-- begin Recorded information --

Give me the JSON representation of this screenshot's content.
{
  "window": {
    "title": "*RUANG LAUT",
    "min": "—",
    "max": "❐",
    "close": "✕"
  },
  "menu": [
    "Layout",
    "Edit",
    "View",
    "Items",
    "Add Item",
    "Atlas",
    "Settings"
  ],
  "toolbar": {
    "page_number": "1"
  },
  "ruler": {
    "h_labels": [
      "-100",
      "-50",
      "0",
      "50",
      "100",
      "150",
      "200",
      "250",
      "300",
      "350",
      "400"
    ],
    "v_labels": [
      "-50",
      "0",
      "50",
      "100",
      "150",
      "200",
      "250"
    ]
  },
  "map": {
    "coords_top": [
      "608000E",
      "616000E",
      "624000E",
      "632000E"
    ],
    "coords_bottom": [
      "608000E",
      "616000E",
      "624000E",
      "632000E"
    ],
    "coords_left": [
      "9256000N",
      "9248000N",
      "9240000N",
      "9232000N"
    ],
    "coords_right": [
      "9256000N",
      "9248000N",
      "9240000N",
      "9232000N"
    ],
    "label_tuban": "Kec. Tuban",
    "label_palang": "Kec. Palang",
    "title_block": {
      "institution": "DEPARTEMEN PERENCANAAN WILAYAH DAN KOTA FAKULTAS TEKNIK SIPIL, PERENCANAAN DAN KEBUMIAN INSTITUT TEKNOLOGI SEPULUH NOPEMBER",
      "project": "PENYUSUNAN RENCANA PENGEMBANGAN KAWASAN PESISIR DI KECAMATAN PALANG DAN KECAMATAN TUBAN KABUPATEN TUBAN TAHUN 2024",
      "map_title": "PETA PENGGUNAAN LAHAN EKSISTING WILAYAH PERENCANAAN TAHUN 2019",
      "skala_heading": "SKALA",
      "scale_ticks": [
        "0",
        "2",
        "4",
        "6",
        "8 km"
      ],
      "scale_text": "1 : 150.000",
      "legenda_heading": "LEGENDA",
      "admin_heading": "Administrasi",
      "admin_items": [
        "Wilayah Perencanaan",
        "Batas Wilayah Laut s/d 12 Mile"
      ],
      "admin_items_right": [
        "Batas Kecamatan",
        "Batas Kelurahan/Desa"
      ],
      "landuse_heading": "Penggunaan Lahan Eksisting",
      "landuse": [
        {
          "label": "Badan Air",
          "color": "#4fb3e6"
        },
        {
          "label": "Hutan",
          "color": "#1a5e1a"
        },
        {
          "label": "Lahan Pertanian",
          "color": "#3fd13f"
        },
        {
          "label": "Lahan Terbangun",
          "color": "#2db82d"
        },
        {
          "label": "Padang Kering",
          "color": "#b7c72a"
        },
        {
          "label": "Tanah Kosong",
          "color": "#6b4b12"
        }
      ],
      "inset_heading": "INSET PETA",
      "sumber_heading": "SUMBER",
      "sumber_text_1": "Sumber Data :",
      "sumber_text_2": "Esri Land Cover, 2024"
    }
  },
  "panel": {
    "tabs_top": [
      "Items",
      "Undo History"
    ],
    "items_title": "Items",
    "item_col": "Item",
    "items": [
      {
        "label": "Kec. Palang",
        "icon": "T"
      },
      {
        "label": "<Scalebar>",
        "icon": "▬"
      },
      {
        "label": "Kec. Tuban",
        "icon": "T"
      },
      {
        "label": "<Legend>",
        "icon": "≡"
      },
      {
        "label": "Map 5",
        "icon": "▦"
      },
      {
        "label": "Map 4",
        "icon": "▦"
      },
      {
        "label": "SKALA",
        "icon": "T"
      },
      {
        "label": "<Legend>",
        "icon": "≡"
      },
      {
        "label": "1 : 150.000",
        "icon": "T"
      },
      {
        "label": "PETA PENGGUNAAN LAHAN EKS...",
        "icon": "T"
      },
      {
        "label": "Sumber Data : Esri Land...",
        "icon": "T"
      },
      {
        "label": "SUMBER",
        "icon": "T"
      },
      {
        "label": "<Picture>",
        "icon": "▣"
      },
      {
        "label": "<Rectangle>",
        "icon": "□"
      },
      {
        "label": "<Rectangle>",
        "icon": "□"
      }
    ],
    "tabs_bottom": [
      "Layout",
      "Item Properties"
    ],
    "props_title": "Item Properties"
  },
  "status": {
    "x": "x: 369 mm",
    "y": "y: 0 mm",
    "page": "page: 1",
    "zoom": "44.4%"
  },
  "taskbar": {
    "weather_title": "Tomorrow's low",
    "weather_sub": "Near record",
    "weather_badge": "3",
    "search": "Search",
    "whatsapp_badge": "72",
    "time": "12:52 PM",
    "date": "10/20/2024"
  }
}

-- end Recorded information --

# Task to complete
Count up every line above that has the word "TAHUN" in it; answer with the number alone.

# Expected answer
2